Directions for this task:
For this exercise, copy out each line of the material below that includes "TAJEMSTVÍ".

● ● ●

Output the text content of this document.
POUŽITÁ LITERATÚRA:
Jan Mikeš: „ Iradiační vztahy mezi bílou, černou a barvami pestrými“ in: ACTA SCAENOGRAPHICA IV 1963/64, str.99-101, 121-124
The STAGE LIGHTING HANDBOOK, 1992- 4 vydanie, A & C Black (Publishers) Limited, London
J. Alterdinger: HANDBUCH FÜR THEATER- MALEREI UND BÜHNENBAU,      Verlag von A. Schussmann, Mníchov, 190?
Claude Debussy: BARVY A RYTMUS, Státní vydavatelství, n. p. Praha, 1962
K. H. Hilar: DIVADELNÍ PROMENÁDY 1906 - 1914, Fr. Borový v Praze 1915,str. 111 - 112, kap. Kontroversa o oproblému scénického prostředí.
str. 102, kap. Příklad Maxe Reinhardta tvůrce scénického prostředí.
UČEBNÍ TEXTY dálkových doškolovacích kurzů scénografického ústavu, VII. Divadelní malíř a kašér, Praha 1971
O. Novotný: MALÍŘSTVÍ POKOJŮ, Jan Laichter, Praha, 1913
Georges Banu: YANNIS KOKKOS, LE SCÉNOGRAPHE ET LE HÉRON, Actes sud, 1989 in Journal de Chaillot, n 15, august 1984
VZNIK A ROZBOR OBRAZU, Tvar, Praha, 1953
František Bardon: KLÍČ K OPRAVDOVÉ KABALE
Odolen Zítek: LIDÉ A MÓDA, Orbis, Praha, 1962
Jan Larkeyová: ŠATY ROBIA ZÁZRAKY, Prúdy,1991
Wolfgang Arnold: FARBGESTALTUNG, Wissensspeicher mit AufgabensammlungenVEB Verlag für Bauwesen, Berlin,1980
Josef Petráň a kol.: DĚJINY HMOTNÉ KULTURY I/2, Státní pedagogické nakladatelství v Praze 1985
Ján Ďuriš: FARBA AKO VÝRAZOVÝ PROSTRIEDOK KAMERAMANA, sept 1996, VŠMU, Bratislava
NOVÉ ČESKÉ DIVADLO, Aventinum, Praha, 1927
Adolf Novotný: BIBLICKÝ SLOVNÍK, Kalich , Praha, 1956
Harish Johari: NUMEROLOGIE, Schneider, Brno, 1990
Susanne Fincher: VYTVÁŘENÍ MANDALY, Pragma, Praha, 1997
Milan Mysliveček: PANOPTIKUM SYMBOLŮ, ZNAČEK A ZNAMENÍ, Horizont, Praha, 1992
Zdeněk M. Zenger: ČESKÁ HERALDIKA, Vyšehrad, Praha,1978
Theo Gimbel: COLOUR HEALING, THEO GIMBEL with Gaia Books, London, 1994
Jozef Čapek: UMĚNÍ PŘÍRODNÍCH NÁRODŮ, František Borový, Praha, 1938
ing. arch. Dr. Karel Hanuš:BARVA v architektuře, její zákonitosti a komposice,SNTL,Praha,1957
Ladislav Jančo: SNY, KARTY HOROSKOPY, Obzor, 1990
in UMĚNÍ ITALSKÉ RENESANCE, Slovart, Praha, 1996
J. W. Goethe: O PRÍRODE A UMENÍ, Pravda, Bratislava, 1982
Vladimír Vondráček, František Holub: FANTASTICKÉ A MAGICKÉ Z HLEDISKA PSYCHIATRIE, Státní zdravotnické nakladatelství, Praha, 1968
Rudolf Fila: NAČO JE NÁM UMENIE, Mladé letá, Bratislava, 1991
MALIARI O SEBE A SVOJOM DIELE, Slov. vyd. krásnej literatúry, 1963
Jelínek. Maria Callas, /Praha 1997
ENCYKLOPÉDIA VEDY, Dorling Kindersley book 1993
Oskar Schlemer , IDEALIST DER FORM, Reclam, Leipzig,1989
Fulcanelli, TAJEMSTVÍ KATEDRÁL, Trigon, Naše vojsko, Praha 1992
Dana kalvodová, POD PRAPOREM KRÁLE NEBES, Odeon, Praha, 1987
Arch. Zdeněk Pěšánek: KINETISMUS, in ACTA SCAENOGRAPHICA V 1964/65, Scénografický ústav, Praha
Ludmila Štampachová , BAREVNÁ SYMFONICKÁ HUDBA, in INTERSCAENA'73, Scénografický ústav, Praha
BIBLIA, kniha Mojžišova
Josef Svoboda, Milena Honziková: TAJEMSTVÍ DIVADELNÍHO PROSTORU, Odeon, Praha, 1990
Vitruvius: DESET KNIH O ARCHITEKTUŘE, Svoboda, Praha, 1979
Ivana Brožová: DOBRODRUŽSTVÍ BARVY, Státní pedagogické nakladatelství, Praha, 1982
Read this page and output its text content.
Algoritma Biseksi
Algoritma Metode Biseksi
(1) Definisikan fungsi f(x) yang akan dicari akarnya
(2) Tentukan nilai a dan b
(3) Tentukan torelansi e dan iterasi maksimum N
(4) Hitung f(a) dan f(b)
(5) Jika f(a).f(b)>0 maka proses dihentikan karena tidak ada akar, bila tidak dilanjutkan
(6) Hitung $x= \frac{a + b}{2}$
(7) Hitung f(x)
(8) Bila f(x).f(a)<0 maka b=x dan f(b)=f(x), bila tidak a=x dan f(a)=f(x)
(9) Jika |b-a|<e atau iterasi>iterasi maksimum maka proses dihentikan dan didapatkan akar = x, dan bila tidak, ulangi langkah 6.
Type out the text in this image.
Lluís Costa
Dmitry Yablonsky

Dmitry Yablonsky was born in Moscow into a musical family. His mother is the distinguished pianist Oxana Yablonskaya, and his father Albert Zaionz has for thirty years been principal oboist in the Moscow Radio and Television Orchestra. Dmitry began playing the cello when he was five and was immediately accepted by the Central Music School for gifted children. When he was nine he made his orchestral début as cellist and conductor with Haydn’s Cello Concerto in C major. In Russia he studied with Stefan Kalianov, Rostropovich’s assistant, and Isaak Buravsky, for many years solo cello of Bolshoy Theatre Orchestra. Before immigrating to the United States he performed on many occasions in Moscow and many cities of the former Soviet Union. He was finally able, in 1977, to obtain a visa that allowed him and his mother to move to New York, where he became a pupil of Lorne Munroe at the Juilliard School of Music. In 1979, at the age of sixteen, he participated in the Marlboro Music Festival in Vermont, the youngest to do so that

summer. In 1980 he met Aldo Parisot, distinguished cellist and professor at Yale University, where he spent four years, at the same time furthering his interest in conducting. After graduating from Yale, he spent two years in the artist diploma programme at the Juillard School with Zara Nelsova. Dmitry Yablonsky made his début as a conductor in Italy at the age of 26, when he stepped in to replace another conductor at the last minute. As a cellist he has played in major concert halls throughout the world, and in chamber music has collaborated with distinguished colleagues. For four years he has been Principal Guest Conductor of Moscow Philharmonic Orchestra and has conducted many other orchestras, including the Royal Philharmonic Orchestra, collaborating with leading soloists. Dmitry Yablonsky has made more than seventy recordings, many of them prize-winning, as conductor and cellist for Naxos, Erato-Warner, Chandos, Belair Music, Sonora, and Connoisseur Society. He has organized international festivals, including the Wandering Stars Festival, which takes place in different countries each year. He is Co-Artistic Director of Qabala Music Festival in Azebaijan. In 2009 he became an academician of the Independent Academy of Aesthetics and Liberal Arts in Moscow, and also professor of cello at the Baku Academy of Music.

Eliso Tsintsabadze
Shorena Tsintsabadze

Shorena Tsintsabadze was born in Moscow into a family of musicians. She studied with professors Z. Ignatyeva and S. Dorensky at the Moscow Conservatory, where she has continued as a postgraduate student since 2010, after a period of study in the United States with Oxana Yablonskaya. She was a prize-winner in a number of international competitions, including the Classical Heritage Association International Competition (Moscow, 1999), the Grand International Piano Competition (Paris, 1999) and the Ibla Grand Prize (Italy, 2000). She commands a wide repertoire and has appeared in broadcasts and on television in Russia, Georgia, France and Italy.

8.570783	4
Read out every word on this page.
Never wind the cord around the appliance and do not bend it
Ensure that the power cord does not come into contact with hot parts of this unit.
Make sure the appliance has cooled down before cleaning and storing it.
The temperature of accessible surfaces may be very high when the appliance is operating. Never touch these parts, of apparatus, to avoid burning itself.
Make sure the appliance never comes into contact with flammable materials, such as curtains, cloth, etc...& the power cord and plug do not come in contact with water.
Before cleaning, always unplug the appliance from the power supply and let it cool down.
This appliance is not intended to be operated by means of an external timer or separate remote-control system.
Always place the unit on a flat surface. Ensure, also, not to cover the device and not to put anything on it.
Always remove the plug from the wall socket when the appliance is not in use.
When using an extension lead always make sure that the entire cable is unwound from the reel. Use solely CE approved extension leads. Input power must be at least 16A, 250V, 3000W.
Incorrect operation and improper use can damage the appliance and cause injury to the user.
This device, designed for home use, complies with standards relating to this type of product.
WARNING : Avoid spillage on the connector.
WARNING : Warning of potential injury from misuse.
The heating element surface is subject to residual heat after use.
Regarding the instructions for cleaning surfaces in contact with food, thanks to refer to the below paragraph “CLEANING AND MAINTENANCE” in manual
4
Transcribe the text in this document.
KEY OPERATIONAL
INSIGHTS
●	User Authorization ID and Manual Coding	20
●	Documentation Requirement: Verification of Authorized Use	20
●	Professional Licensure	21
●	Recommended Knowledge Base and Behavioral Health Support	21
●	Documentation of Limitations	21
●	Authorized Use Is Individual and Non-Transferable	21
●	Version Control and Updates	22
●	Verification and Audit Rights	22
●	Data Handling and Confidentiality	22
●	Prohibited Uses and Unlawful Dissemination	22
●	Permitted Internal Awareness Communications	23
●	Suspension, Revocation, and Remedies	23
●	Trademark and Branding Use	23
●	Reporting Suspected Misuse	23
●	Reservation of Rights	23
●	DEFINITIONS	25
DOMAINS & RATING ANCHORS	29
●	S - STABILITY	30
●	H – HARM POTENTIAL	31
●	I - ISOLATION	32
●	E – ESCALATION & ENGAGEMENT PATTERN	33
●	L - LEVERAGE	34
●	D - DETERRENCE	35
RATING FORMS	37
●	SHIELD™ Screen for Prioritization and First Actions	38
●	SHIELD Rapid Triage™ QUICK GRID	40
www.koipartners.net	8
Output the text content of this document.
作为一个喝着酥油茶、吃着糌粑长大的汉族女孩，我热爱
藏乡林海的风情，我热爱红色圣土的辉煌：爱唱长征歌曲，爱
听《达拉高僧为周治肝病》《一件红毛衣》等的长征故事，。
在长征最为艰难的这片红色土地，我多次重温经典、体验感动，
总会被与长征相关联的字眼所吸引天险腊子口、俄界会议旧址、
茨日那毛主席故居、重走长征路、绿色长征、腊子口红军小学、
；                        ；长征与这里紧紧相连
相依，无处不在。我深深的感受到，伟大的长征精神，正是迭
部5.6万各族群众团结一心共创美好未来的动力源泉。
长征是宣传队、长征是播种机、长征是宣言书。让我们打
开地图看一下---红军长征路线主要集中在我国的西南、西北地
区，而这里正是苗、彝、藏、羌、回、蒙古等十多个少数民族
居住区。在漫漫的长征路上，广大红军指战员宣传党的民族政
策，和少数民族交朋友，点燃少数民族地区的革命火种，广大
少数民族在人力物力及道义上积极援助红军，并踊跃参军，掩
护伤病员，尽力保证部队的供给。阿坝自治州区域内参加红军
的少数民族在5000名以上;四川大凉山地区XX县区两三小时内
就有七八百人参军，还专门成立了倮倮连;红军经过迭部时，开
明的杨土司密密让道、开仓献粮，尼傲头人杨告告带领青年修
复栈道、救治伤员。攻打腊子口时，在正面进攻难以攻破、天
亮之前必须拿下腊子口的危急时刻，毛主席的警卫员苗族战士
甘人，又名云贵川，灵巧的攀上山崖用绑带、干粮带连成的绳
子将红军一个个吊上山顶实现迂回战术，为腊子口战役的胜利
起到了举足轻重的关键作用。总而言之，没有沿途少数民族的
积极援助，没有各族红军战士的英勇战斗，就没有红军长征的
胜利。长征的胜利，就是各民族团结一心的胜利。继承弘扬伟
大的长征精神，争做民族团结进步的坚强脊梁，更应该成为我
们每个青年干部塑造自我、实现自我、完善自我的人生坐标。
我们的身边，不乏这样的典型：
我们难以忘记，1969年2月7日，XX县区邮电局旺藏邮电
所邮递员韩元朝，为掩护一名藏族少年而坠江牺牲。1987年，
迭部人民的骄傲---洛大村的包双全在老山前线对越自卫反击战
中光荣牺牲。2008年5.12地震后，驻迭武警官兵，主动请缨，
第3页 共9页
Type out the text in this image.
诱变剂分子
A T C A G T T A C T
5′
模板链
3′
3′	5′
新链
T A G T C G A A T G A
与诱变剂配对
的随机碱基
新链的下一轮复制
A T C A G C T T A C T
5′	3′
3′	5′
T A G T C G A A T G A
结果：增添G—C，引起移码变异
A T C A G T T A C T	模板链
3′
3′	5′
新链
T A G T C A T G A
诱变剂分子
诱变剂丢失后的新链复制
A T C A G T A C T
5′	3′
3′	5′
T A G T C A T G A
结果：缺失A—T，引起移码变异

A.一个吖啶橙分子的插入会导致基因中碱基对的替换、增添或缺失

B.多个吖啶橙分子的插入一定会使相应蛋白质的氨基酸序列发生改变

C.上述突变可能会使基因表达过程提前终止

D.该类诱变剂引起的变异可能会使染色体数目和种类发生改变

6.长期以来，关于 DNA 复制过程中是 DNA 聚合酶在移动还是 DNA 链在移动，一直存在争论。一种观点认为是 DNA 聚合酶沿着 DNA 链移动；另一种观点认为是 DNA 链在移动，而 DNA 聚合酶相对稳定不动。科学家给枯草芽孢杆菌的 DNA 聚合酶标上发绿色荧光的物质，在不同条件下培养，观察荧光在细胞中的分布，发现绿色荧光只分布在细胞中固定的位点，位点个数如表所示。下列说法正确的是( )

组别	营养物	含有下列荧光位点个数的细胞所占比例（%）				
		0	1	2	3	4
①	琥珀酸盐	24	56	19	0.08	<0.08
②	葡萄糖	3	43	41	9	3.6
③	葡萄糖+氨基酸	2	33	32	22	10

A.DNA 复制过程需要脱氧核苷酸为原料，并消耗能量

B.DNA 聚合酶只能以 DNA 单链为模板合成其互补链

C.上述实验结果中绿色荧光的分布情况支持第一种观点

● ● ●

Finished task:
Fulcanelli, TAJEMSTVÍ KATEDRÁL, Trigon, Naše vojsko, Praha 1992
Josef Svoboda, Milena Honziková: TAJEMSTVÍ DIVADELNÍHO PROSTORU, Odeon, Praha, 1990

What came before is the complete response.